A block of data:
+ + +

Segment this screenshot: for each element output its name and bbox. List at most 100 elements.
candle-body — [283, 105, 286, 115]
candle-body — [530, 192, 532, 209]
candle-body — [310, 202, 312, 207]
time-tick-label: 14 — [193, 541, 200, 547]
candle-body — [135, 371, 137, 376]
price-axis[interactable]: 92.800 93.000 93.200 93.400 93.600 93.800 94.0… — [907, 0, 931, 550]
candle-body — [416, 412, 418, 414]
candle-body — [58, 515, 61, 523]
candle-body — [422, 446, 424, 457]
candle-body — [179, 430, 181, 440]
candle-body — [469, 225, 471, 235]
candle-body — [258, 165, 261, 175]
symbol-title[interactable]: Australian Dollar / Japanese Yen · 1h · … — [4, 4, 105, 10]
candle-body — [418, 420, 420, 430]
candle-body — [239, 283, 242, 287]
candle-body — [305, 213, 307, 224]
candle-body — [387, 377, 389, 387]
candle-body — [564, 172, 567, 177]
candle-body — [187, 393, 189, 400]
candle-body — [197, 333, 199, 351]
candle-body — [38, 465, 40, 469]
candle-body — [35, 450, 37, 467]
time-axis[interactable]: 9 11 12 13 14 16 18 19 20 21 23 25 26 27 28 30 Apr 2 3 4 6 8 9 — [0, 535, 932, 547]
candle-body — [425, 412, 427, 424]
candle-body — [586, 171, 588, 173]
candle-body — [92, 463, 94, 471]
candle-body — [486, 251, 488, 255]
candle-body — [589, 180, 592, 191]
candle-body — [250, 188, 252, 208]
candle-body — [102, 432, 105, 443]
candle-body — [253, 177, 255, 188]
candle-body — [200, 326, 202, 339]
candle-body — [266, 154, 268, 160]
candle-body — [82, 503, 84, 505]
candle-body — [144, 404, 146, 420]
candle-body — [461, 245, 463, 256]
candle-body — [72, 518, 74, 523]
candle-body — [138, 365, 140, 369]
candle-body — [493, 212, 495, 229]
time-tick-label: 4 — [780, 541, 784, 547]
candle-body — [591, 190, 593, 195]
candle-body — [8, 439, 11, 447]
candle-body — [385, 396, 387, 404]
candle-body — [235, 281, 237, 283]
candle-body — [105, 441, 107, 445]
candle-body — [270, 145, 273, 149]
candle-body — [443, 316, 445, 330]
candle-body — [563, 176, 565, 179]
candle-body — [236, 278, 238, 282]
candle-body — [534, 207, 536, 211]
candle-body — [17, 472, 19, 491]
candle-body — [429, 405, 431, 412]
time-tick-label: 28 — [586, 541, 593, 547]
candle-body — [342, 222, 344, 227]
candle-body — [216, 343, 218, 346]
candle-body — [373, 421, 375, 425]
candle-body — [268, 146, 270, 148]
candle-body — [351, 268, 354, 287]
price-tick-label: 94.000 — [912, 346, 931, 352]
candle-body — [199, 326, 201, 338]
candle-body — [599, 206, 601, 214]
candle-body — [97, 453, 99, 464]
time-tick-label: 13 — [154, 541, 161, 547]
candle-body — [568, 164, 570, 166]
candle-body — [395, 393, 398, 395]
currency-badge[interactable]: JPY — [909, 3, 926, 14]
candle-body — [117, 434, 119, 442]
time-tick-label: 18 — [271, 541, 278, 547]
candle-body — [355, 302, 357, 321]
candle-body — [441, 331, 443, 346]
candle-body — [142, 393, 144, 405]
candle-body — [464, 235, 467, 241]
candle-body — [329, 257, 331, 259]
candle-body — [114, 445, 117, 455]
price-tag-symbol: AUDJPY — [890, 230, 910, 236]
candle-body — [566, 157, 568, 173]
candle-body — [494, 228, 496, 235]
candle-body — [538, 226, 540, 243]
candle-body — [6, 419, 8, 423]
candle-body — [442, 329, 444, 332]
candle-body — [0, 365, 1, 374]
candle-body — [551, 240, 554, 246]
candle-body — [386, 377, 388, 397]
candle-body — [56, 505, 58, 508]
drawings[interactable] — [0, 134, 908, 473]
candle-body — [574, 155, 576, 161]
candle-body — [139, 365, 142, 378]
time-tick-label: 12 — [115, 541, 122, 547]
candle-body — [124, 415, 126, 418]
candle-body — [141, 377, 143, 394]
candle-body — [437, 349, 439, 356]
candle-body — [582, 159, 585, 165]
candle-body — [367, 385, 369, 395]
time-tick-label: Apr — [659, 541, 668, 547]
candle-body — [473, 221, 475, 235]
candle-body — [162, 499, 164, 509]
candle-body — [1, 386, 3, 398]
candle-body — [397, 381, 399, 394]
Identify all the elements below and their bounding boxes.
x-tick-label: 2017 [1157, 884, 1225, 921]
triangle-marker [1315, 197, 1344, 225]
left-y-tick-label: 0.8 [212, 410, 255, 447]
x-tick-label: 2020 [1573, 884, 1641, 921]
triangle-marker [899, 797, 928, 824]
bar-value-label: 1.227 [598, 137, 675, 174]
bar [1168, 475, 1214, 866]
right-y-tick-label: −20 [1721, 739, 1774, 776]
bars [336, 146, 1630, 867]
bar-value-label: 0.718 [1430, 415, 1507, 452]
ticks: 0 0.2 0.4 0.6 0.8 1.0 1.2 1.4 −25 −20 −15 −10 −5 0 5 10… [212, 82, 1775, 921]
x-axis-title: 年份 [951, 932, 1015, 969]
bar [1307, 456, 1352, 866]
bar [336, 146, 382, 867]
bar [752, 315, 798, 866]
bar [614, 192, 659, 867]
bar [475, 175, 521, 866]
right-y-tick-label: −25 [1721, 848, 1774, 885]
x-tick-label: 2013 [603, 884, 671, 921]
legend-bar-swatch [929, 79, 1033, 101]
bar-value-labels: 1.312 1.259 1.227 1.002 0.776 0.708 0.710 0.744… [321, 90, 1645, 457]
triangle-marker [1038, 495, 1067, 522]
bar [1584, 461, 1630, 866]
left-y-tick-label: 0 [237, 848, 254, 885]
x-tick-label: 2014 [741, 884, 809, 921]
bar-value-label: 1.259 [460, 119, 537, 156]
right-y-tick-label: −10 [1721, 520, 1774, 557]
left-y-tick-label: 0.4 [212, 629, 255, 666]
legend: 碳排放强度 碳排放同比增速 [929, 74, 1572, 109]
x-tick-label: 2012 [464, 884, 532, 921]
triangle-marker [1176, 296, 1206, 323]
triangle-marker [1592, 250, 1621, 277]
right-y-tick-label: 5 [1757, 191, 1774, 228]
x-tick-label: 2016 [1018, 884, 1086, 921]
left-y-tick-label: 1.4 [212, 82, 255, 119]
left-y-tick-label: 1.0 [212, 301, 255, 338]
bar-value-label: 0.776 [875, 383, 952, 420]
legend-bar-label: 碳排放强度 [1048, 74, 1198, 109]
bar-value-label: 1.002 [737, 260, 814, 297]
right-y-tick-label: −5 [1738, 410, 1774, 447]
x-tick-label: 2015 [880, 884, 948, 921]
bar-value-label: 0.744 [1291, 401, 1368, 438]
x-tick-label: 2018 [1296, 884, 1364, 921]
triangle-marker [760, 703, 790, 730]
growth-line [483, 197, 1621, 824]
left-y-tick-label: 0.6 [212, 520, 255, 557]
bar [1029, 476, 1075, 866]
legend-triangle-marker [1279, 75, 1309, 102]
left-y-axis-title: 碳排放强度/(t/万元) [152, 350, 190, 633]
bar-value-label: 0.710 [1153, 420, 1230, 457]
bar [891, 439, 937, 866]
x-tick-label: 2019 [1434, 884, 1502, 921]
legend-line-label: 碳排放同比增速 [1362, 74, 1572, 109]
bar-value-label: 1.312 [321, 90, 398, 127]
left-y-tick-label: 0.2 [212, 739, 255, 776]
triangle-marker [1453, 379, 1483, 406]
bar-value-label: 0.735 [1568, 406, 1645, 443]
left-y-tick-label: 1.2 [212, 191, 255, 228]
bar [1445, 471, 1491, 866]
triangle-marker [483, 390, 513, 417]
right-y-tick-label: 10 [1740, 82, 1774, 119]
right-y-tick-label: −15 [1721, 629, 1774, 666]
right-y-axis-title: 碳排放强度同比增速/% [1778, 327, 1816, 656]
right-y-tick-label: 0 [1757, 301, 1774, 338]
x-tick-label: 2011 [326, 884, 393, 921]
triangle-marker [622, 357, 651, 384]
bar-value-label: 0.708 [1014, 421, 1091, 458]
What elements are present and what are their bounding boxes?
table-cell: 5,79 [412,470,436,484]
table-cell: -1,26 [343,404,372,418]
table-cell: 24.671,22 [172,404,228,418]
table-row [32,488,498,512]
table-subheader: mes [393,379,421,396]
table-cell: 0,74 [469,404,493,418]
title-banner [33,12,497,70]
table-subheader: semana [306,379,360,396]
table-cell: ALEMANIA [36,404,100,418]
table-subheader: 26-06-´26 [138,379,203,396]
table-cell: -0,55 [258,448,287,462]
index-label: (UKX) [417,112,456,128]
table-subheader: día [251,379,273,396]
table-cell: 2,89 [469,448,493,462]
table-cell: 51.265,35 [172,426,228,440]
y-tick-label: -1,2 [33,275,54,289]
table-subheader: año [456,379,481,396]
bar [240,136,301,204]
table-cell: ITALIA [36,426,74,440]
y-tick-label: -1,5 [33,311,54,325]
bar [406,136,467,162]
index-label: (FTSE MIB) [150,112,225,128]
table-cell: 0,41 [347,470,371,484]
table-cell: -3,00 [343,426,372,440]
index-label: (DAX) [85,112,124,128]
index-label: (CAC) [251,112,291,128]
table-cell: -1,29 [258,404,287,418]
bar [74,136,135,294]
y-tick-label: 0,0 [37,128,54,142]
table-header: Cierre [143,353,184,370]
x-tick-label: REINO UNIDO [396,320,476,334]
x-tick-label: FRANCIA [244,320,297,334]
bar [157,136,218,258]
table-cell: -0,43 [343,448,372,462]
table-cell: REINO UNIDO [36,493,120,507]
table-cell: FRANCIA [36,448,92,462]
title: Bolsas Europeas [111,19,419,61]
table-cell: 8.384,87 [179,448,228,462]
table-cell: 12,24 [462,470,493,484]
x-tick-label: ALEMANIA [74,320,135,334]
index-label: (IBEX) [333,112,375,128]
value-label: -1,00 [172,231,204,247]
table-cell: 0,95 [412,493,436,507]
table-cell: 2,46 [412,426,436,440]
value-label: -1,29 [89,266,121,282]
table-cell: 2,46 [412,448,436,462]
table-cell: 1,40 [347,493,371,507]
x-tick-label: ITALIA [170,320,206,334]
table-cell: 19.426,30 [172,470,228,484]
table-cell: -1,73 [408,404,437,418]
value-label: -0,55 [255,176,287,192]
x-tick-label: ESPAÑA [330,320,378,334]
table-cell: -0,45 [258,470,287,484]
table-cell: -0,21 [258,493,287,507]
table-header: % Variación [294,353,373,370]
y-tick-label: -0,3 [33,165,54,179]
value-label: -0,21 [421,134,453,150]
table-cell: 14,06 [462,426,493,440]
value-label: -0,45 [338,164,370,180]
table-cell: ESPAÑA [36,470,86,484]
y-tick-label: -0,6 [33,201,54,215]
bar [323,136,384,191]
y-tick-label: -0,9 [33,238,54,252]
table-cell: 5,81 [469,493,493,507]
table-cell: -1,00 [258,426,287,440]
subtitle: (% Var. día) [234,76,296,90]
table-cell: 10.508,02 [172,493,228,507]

+ + +

→ TO BE DONE:
Rewrite the records from the first line down to and including the line that has "candle-body — [586, 171, 588, 173]", putting "AUD/JPY" in place of "Australian Dollar / Japanese Yen" and keeping everything else the same.

→ EXERCISE SOLUTION:
Segment this screenshot: for each element output its name and bbox. List at most 100 elements.
candle-body — [283, 105, 286, 115]
candle-body — [530, 192, 532, 209]
candle-body — [310, 202, 312, 207]
time-tick-label: 14 — [193, 541, 200, 547]
candle-body — [135, 371, 137, 376]
price-axis[interactable]: 92.800 93.000 93.200 93.400 93.600 93.800 94.0… — [907, 0, 931, 550]
candle-body — [416, 412, 418, 414]
candle-body — [58, 515, 61, 523]
candle-body — [422, 446, 424, 457]
candle-body — [179, 430, 181, 440]
candle-body — [469, 225, 471, 235]
candle-body — [258, 165, 261, 175]
symbol-title[interactable]: AUD/JPY · 1h · … — [4, 4, 105, 10]
candle-body — [418, 420, 420, 430]
candle-body — [239, 283, 242, 287]
candle-body — [305, 213, 307, 224]
candle-body — [387, 377, 389, 387]
candle-body — [564, 172, 567, 177]
candle-body — [187, 393, 189, 400]
candle-body — [197, 333, 199, 351]
candle-body — [38, 465, 40, 469]
candle-body — [35, 450, 37, 467]
time-axis[interactable]: 9 11 12 13 14 16 18 19 20 21 23 25 26 27 28 30 Apr 2 3 4 6 8 9 — [0, 535, 932, 547]
candle-body — [425, 412, 427, 424]
candle-body — [586, 171, 588, 173]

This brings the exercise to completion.